┌─ Data extract

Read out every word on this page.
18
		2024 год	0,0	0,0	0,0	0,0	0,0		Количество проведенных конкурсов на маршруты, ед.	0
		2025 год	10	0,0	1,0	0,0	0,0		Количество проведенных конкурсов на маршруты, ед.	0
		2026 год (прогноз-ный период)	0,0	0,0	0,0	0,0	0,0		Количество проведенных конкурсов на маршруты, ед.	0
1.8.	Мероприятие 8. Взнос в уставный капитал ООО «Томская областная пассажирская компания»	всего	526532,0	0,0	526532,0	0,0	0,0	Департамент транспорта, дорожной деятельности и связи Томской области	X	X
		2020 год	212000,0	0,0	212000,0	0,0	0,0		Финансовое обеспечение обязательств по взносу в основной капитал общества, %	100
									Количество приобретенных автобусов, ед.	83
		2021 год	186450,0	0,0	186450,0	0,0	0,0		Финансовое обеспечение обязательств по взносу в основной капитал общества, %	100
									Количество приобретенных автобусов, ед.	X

└─

* Prompt:
Output all of the data above without any alteration.

* Solution to this task:
Read out every word on this page.
18
		2024 год	0,0	0,0	0,0	0,0	0,0		Количество проведенных конкурсов на маршруты, ед.	0
		2025 год	10	0,0	1,0	0,0	0,0		Количество проведенных конкурсов на маршруты, ед.	0
		2026 год (прогноз-ный период)	0,0	0,0	0,0	0,0	0,0		Количество проведенных конкурсов на маршруты, ед.	0
1.8.	Мероприятие 8. Взнос в уставный капитал ООО «Томская областная пассажирская компания»	всего	526532,0	0,0	526532,0	0,0	0,0	Департамент транспорта, дорожной деятельности и связи Томской области	X	X
		2020 год	212000,0	0,0	212000,0	0,0	0,0		Финансовое обеспечение обязательств по взносу в основной капитал общества, %	100
									Количество приобретенных автобусов, ед.	83
		2021 год	186450,0	0,0	186450,0	0,0	0,0		Финансовое обеспечение обязательств по взносу в основной капитал общества, %	100
									Количество приобретенных автобусов, ед.	X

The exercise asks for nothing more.